## Text
/---

Ruger 10/22 with random FTF issues

Status
Not open for further replies.

Nowhere Man

Member
Joined
Feb 24, 2008
Messages
503
Location
North Port, FL
This one has me stumped. I have a mid 80's 10/22 with somewhere north of 10,000 rounds through it. It's nearly stock with the exception of a Valquartzen trigger and bolt hold open. I shot a 60 round match with it yesterday and had 3 failure-to-fires.

In the past, when the gun gets dirty, somewhere around 500 rnds, it begins to have failure-to-fire issues. A good cleaning has always put it back to 100% until I reach the 500 rnd mark. Not this time. I'm still getting failure-to-fires.

I've stripped the gun down to pieces. Valquartzen sent me a new hammer spring. I've cleaned the bolt and replaced the firing pin. I've separated the barrel from the receiver and cleaned it. A live round placed in the chamber falls out when I point the barrel up.

I've replaced the magazines.

My ammo is CMP match grade made by Aguilla. I'm on the 9th brick from a 5000 rnd box. The ammo has been stored inside and dry. It's not old. Less than 5 yrs. The unfired round appears to have a descent indent from the firing pin. Re-cocking the hammer by pulling the slide back a little will get the round to fire on a second strike.

I'm looking for ideas :banghead:


Dave
 
Last edited:
If you still have the stock trigger parts, I'd put the stock Ruger spring back in it and try it.

I believe the Volquartsen spring is reduced power to start with.

Could be that, coupled with Aguila cases maybe being a little harder to dent or set off then normal?

rc
 
With the barrel removed I would make sure the breach face is clean and free of powder fouling/carbon build up. Also make sure the barrel block is correctly torqued. I've seen where the block screws will back out over time, as well as the block itself being out of spec.
 
When my 22's start doing that I get aggressive cleaning the chamber. I use a bronze brush on drill with your gun solvent and ONLY clean the chamber. Normally you will have carbon ring at the end of the chamber that gets compacted over time. Normal cleaning does not always clean this up.

Also check the rebound spring. If it's broke and not returning the FP all the way back you will not get full power.

\---

In the forum thread about the Ruger 10/22, how many failure-to-fires did the rifle have during the 60-round match?

## Data shown
/---

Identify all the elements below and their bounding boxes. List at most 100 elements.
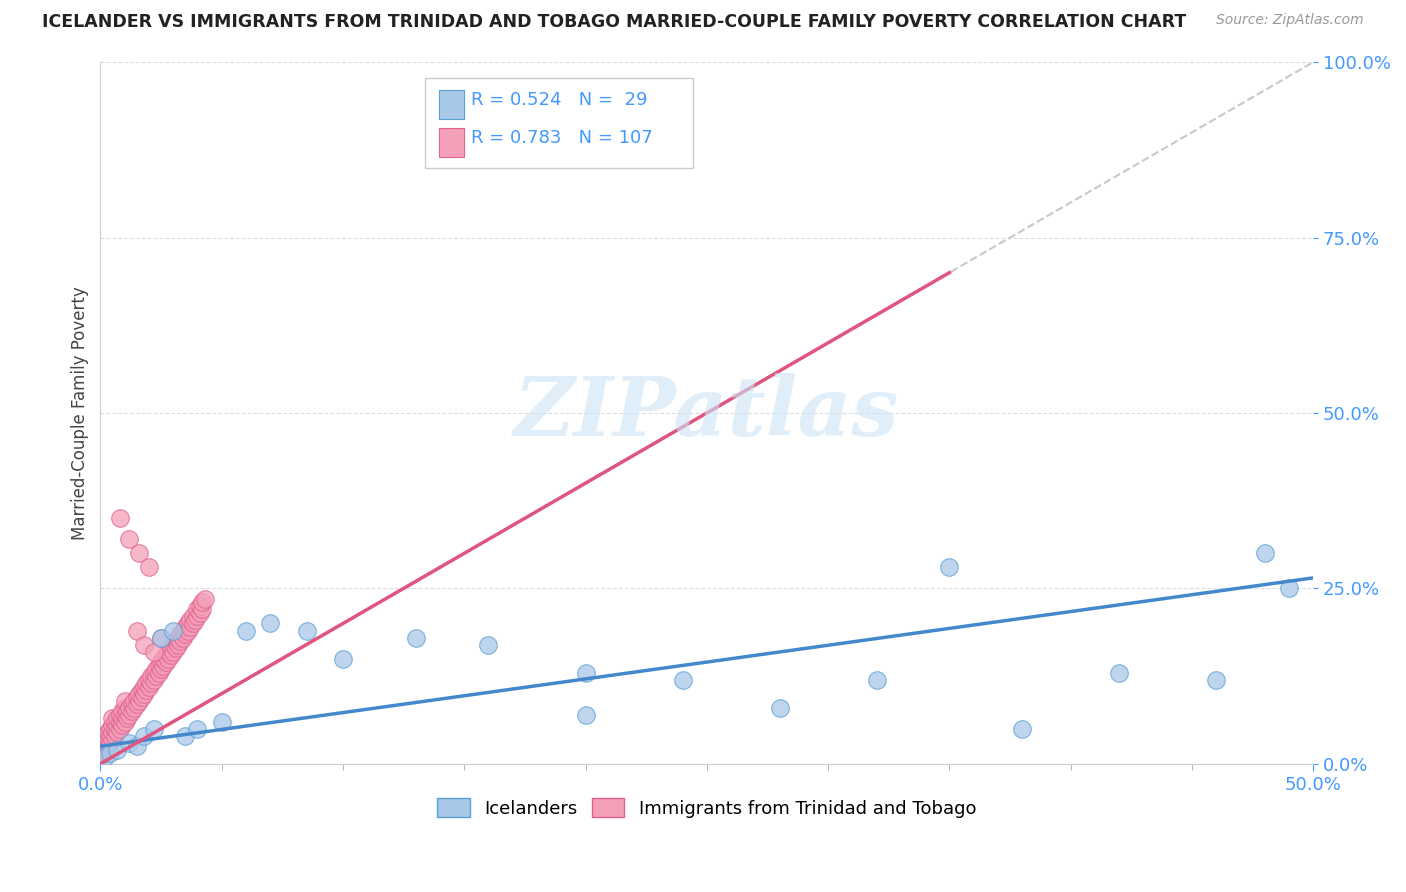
Point	[155, 655, 177, 669]
Point	[132, 638, 155, 652]
Point	[162, 644, 184, 658]
Point	[142, 673, 165, 687]
Point	[148, 665, 170, 680]
Point	[138, 560, 160, 574]
Point	[1278, 582, 1301, 596]
Point	[176, 616, 198, 631]
Point	[138, 680, 160, 694]
Point	[89, 743, 111, 757]
Point	[1108, 665, 1130, 680]
Point	[211, 714, 233, 729]
Point	[1205, 673, 1227, 687]
Point	[98, 722, 121, 736]
Point	[865, 673, 887, 687]
Point	[118, 736, 141, 750]
Point	[150, 631, 173, 645]
Point	[1011, 722, 1033, 736]
Point	[97, 732, 120, 747]
Point	[155, 648, 177, 662]
Point	[108, 511, 131, 525]
Point	[128, 687, 150, 701]
Point	[194, 591, 217, 606]
Point	[118, 533, 141, 547]
Point	[94, 749, 117, 764]
Point	[332, 651, 354, 665]
Point	[132, 680, 155, 694]
Point	[105, 711, 128, 725]
Point	[104, 714, 127, 729]
Point	[169, 627, 191, 641]
Point	[98, 736, 121, 750]
Text: Source: ZipAtlas.com: Source: ZipAtlas.com	[1216, 13, 1364, 28]
Point	[115, 711, 138, 725]
Point	[131, 683, 153, 698]
Point	[142, 722, 165, 736]
Point	[91, 739, 114, 754]
Point	[118, 707, 141, 722]
Point	[181, 609, 204, 624]
Point	[938, 560, 960, 574]
Text: ICELANDER VS IMMIGRANTS FROM TRINIDAD AND TOBAGO MARRIED-COUPLE FAMILY POVERTY C: ICELANDER VS IMMIGRANTS FROM TRINIDAD AN…	[42, 13, 1187, 31]
Point	[135, 683, 157, 698]
Point	[259, 616, 281, 631]
Point	[191, 602, 214, 616]
Point	[89, 736, 111, 750]
Point	[114, 700, 136, 714]
Point	[574, 707, 596, 722]
Point	[150, 631, 173, 645]
Point	[172, 624, 194, 638]
Point	[97, 725, 120, 739]
Point	[172, 631, 194, 645]
Point	[111, 711, 134, 725]
Point	[295, 624, 318, 638]
Point	[105, 725, 128, 739]
Point	[101, 718, 124, 732]
Point	[152, 658, 174, 673]
Point	[235, 624, 257, 638]
Point	[186, 609, 208, 624]
Point	[167, 638, 190, 652]
Point	[124, 700, 146, 714]
Point	[148, 658, 170, 673]
Point	[108, 722, 131, 736]
Point	[114, 707, 136, 722]
Point	[125, 690, 148, 705]
Point	[191, 595, 214, 609]
Point	[125, 739, 148, 754]
Point	[105, 743, 128, 757]
Point	[97, 739, 120, 754]
Point	[671, 673, 693, 687]
Point	[186, 722, 208, 736]
Point	[128, 546, 150, 560]
Point	[115, 704, 138, 718]
Point	[179, 613, 201, 627]
Point	[477, 638, 499, 652]
Point	[142, 665, 165, 680]
Text: ZIPatlas: ZIPatlas	[515, 373, 900, 453]
Point	[124, 694, 146, 708]
Point	[184, 613, 207, 627]
Point	[132, 729, 155, 743]
Point	[165, 641, 187, 656]
Point	[768, 700, 790, 714]
Point	[108, 714, 131, 729]
Point	[111, 704, 134, 718]
Point	[111, 718, 134, 732]
Point	[141, 676, 163, 690]
Point	[101, 711, 124, 725]
Point	[181, 616, 204, 631]
Legend: Icelanders, Immigrants from Trinidad and Tobago: Icelanders, Immigrants from Trinidad and…	[430, 791, 984, 825]
Point	[152, 651, 174, 665]
Point	[150, 655, 173, 669]
Point	[145, 669, 167, 683]
Text: R = 0.783   N = 107: R = 0.783 N = 107	[471, 129, 652, 147]
Point	[98, 729, 121, 743]
Point	[574, 665, 596, 680]
Point	[159, 641, 181, 656]
Point	[121, 704, 143, 718]
Point	[128, 694, 150, 708]
Point	[162, 624, 184, 638]
Point	[104, 729, 127, 743]
Point	[188, 606, 211, 620]
Point	[104, 722, 127, 736]
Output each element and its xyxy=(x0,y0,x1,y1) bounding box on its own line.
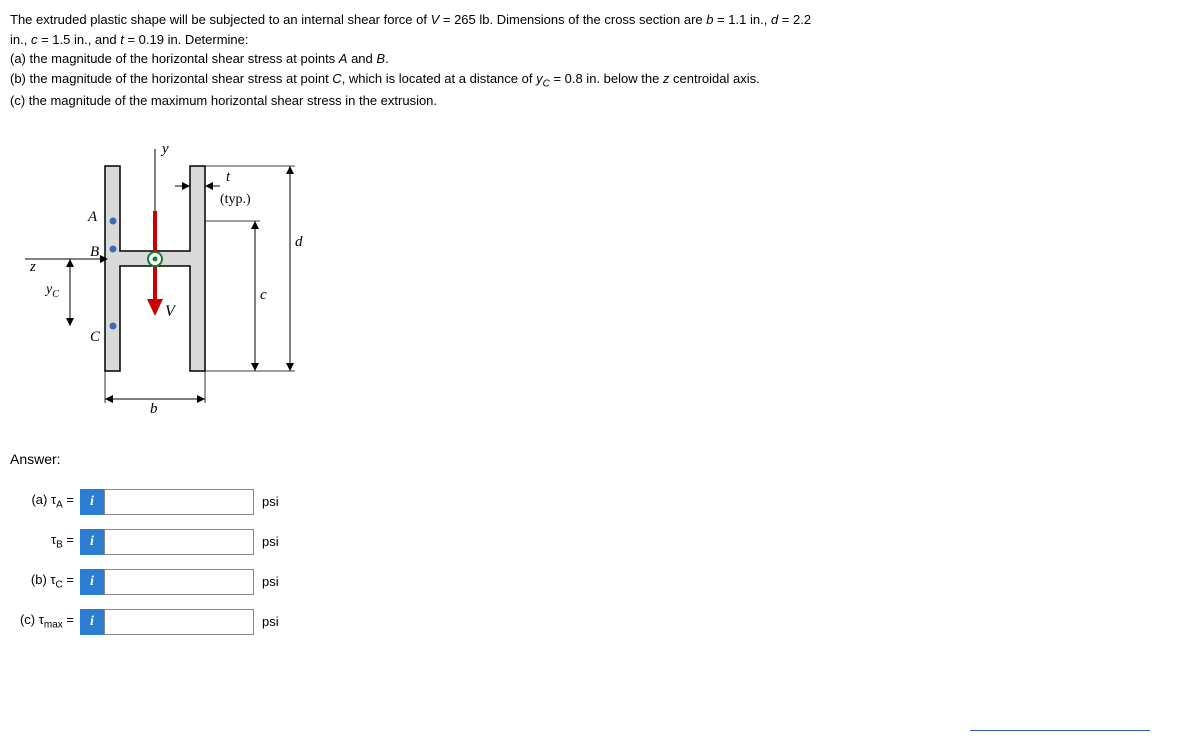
v-arrow-head-icon xyxy=(147,299,163,316)
tau-max-label: (c) τmax = xyxy=(10,612,80,631)
tau-b-label: τB = xyxy=(10,532,80,551)
answer-row-c: (b) τC = i psi xyxy=(10,567,1190,597)
yc-arrow-down-icon xyxy=(66,318,74,326)
text: . xyxy=(385,51,389,66)
tau-c-label: (b) τC = xyxy=(10,572,80,591)
text: and xyxy=(347,51,376,66)
info-icon[interactable]: i xyxy=(80,569,104,595)
yc-arrow-up-icon xyxy=(66,259,74,267)
y-label: y xyxy=(160,141,169,157)
unit-psi: psi xyxy=(262,574,279,589)
bottom-rule xyxy=(970,730,1150,731)
point-c-icon xyxy=(110,322,117,329)
b-arrow-right-icon xyxy=(197,395,205,403)
tau-a-input[interactable] xyxy=(104,489,254,515)
text: (a) the magnitude of the horizontal shea… xyxy=(10,51,339,66)
cross-section-diagram: z y V A B C yC b xyxy=(10,141,310,421)
text: = 1.5 in., and xyxy=(37,32,120,47)
info-icon[interactable]: i xyxy=(80,609,104,635)
unit-psi: psi xyxy=(262,614,279,629)
t-arrow-right-icon xyxy=(182,182,190,190)
d-arrow-down-icon xyxy=(286,363,294,371)
problem-part-a: (a) the magnitude of the horizontal shea… xyxy=(10,49,1190,69)
var-V: V xyxy=(431,12,440,27)
tau-max-input[interactable] xyxy=(104,609,254,635)
z-label: z xyxy=(29,259,36,275)
text: (c) the magnitude of the maximum horizon… xyxy=(10,93,437,108)
problem-statement: The extruded plastic shape will be subje… xyxy=(10,10,1190,111)
text: The extruded plastic shape will be subje… xyxy=(10,12,431,27)
problem-part-c: (c) the magnitude of the maximum horizon… xyxy=(10,91,1190,111)
problem-line-2: in., c = 1.5 in., and t = 0.19 in. Deter… xyxy=(10,30,1190,50)
answer-row-b: τB = i psi xyxy=(10,527,1190,557)
b-dim-label: b xyxy=(150,401,158,417)
text: = 1.1 in., xyxy=(713,12,770,27)
text: = 0.8 in. below the xyxy=(550,71,663,86)
t-label: t xyxy=(226,169,231,185)
c-arrow-down-icon xyxy=(251,363,259,371)
d-arrow-up-icon xyxy=(286,166,294,174)
text: centroidal axis. xyxy=(669,71,759,86)
v-label: V xyxy=(165,303,177,320)
problem-part-b: (b) the magnitude of the horizontal shea… xyxy=(10,69,1190,92)
yc-label: yC xyxy=(44,282,59,300)
point-b-icon xyxy=(110,245,117,252)
b-point-label: B xyxy=(90,244,99,260)
unit-psi: psi xyxy=(262,494,279,509)
text: (b) the magnitude of the horizontal shea… xyxy=(10,71,332,86)
answer-section: Answer: (a) τA = i psi τB = i psi (b) τC… xyxy=(10,451,1190,637)
tau-a-label: (a) τA = xyxy=(10,492,80,511)
d-label: d xyxy=(295,234,303,250)
diagram-svg: z y V A B C yC b xyxy=(10,141,310,421)
info-icon[interactable]: i xyxy=(80,489,104,515)
typ-label: (typ.) xyxy=(220,192,251,207)
t-arrow-left-icon xyxy=(205,182,213,190)
problem-line-1: The extruded plastic shape will be subje… xyxy=(10,10,1190,30)
point-C: C xyxy=(332,71,341,86)
unit-psi: psi xyxy=(262,534,279,549)
c-label: c xyxy=(260,287,267,303)
text: = 2.2 xyxy=(778,12,811,27)
point-a-icon xyxy=(110,217,117,224)
answer-heading: Answer: xyxy=(10,451,1190,467)
text: in., xyxy=(10,32,31,47)
info-icon[interactable]: i xyxy=(80,529,104,555)
c-arrow-up-icon xyxy=(251,221,259,229)
text: = 0.19 in. Determine: xyxy=(124,32,249,47)
text: , which is located at a distance of xyxy=(342,71,536,86)
tau-c-input[interactable] xyxy=(104,569,254,595)
c-point-label: C xyxy=(90,329,101,345)
point-B: B xyxy=(376,51,385,66)
var-yc-sub: C xyxy=(543,78,550,89)
tau-b-input[interactable] xyxy=(104,529,254,555)
answer-row-max: (c) τmax = i psi xyxy=(10,607,1190,637)
answer-row-a: (a) τA = i psi xyxy=(10,487,1190,517)
centroid-dot-icon xyxy=(153,256,158,261)
b-arrow-left-icon xyxy=(105,395,113,403)
a-label: A xyxy=(87,209,98,225)
text: = 265 lb. Dimensions of the cross sectio… xyxy=(439,12,706,27)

\---

## Response to this task
Three.